SHORT TASK: Reproduce all entries precisely, down to the last character.

━━━━━━━━━━━━━━━━━━━━

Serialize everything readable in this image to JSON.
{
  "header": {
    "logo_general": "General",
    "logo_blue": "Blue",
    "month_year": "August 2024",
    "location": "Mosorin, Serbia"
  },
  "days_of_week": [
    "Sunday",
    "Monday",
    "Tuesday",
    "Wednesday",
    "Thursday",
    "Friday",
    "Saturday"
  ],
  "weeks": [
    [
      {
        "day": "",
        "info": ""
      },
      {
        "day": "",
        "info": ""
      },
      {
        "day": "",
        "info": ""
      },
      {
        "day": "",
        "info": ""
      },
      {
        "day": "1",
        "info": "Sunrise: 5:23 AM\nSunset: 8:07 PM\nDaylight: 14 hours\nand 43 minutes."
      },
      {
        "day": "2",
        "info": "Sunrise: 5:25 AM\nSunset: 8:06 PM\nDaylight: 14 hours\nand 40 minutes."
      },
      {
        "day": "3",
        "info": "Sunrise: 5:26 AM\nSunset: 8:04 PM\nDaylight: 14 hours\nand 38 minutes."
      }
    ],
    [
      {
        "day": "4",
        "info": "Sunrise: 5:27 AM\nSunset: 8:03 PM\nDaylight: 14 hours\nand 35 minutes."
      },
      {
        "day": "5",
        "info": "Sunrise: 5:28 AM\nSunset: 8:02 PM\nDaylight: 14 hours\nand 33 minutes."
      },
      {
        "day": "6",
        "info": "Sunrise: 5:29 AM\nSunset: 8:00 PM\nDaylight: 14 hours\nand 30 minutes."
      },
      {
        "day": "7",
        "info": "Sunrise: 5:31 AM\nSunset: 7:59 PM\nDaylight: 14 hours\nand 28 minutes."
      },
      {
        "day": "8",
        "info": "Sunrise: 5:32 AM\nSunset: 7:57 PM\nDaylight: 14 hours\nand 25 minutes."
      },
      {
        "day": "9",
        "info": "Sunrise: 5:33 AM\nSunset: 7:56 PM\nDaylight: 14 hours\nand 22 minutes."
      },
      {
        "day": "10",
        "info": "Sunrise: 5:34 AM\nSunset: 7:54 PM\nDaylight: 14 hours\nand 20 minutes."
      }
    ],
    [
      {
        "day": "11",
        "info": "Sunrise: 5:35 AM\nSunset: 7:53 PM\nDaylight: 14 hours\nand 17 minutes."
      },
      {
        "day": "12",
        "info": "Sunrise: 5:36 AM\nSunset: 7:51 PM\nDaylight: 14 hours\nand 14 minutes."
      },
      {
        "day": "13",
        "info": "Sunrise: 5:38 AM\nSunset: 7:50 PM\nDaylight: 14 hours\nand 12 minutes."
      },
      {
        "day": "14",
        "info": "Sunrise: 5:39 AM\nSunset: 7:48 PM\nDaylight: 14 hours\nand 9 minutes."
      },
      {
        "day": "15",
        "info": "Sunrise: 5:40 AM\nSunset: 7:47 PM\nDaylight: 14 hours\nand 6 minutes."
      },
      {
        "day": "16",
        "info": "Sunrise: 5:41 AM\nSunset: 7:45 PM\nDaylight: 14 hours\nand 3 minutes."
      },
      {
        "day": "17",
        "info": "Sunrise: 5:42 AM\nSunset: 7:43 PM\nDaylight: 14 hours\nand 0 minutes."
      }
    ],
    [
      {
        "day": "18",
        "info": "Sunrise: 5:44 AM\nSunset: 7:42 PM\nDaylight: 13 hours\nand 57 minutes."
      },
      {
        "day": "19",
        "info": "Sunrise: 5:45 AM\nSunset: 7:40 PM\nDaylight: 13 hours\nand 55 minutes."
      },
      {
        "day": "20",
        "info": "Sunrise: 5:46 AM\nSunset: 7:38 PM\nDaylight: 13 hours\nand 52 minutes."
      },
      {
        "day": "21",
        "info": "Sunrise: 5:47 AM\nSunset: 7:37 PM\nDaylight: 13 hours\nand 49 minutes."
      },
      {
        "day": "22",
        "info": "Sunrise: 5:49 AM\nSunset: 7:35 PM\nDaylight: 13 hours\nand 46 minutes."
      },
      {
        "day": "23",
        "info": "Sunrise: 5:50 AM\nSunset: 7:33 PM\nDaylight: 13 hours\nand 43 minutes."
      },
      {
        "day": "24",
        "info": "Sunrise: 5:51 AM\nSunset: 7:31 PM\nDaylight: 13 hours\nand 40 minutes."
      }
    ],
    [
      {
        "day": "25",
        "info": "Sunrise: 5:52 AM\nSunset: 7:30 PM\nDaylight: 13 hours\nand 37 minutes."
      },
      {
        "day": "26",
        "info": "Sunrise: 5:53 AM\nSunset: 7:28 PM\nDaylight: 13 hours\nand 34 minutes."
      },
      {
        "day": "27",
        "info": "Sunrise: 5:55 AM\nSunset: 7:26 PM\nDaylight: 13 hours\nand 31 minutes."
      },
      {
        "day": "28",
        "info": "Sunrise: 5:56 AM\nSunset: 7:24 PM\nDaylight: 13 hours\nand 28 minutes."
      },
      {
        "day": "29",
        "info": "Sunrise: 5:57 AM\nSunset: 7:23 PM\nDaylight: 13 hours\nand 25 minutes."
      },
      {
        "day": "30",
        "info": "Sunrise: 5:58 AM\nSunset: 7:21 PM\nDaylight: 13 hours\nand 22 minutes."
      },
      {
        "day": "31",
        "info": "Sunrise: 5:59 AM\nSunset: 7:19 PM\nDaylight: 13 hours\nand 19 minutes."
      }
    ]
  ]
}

━━━━━━━━━━━━━━━━━━━━

RESULT OF THE TASK:
Serialize everything readable in this image to JSON.
{
  "header": {
    "logo_general": "General",
    "logo_blue": "Blue",
    "month_year": "August 2024",
    "location": "Mosorin, Serbia"
  },
  "days_of_week": [
    "Sunday",
    "Monday",
    "Tuesday",
    "Wednesday",
    "Thursday",
    "Friday",
    "Saturday"
  ],
  "weeks": [
    [
      {
        "day": "",
        "info": ""
      },
      {
        "day": "",
        "info": ""
      },
      {
        "day": "",
        "info": ""
      },
      {
        "day": "",
        "info": ""
      },
      {
        "day": "1",
        "info": "Sunrise: 5:23 AM\nSunset: 8:07 PM\nDaylight: 14 hours\nand 43 minutes."
      },
      {
        "day": "2",
        "info": "Sunrise: 5:25 AM\nSunset: 8:06 PM\nDaylight: 14 hours\nand 40 minutes."
      },
      {
        "day": "3",
        "info": "Sunrise: 5:26 AM\nSunset: 8:04 PM\nDaylight: 14 hours\nand 38 minutes."
      }
    ],
    [
      {
        "day": "4",
        "info": "Sunrise: 5:27 AM\nSunset: 8:03 PM\nDaylight: 14 hours\nand 35 minutes."
      },
      {
        "day": "5",
        "info": "Sunrise: 5:28 AM\nSunset: 8:02 PM\nDaylight: 14 hours\nand 33 minutes."
      },
      {
        "day": "6",
        "info": "Sunrise: 5:29 AM\nSunset: 8:00 PM\nDaylight: 14 hours\nand 30 minutes."
      },
      {
        "day": "7",
        "info": "Sunrise: 5:31 AM\nSunset: 7:59 PM\nDaylight: 14 hours\nand 28 minutes."
      },
      {
        "day": "8",
        "info": "Sunrise: 5:32 AM\nSunset: 7:57 PM\nDaylight: 14 hours\nand 25 minutes."
      },
      {
        "day": "9",
        "info": "Sunrise: 5:33 AM\nSunset: 7:56 PM\nDaylight: 14 hours\nand 22 minutes."
      },
      {
        "day": "10",
        "info": "Sunrise: 5:34 AM\nSunset: 7:54 PM\nDaylight: 14 hours\nand 20 minutes."
      }
    ],
    [
      {
        "day": "11",
        "info": "Sunrise: 5:35 AM\nSunset: 7:53 PM\nDaylight: 14 hours\nand 17 minutes."
      },
      {
        "day": "12",
        "info": "Sunrise: 5:36 AM\nSunset: 7:51 PM\nDaylight: 14 hours\nand 14 minutes."
      },
      {
        "day": "13",
        "info": "Sunrise: 5:38 AM\nSunset: 7:50 PM\nDaylight: 14 hours\nand 12 minutes."
      },
      {
        "day": "14",
        "info": "Sunrise: 5:39 AM\nSunset: 7:48 PM\nDaylight: 14 hours\nand 9 minutes."
      },
      {
        "day": "15",
        "info": "Sunrise: 5:40 AM\nSunset: 7:47 PM\nDaylight: 14 hours\nand 6 minutes."
      },
      {
        "day": "16",
        "info": "Sunrise: 5:41 AM\nSunset: 7:45 PM\nDaylight: 14 hours\nand 3 minutes."
      },
      {
        "day": "17",
        "info": "Sunrise: 5:42 AM\nSunset: 7:43 PM\nDaylight: 14 hours\nand 0 minutes."
      }
    ],
    [
      {
        "day": "18",
        "info": "Sunrise: 5:44 AM\nSunset: 7:42 PM\nDaylight: 13 hours\nand 57 minutes."
      },
      {
        "day": "19",
        "info": "Sunrise: 5:45 AM\nSunset: 7:40 PM\nDaylight: 13 hours\nand 55 minutes."
      },
      {
        "day": "20",
        "info": "Sunrise: 5:46 AM\nSunset: 7:38 PM\nDaylight: 13 hours\nand 52 minutes."
      },
      {
        "day": "21",
        "info": "Sunrise: 5:47 AM\nSunset: 7:37 PM\nDaylight: 13 hours\nand 49 minutes."
      },
      {
        "day": "22",
        "info": "Sunrise: 5:49 AM\nSunset: 7:35 PM\nDaylight: 13 hours\nand 46 minutes."
      },
      {
        "day": "23",
        "info": "Sunrise: 5:50 AM\nSunset: 7:33 PM\nDaylight: 13 hours\nand 43 minutes."
      },
      {
        "day": "24",
        "info": "Sunrise: 5:51 AM\nSunset: 7:31 PM\nDaylight: 13 hours\nand 40 minutes."
      }
    ],
    [
      {
        "day": "25",
        "info": "Sunrise: 5:52 AM\nSunset: 7:30 PM\nDaylight: 13 hours\nand 37 minutes."
      },
      {
        "day": "26",
        "info": "Sunrise: 5:53 AM\nSunset: 7:28 PM\nDaylight: 13 hours\nand 34 minutes."
      },
      {
        "day": "27",
        "info": "Sunrise: 5:55 AM\nSunset: 7:26 PM\nDaylight: 13 hours\nand 31 minutes."
      },
      {
        "day": "28",
        "info": "Sunrise: 5:56 AM\nSunset: 7:24 PM\nDaylight: 13 hours\nand 28 minutes."
      },
      {
        "day": "29",
        "info": "Sunrise: 5:57 AM\nSunset: 7:23 PM\nDaylight: 13 hours\nand 25 minutes."
      },
      {
        "day": "30",
        "info": "Sunrise: 5:58 AM\nSunset: 7:21 PM\nDaylight: 13 hours\nand 22 minutes."
      },
      {
        "day": "31",
        "info": "Sunrise: 5:59 AM\nSunset: 7:19 PM\nDaylight: 13 hours\nand 19 minutes."
      }
    ]
  ]
}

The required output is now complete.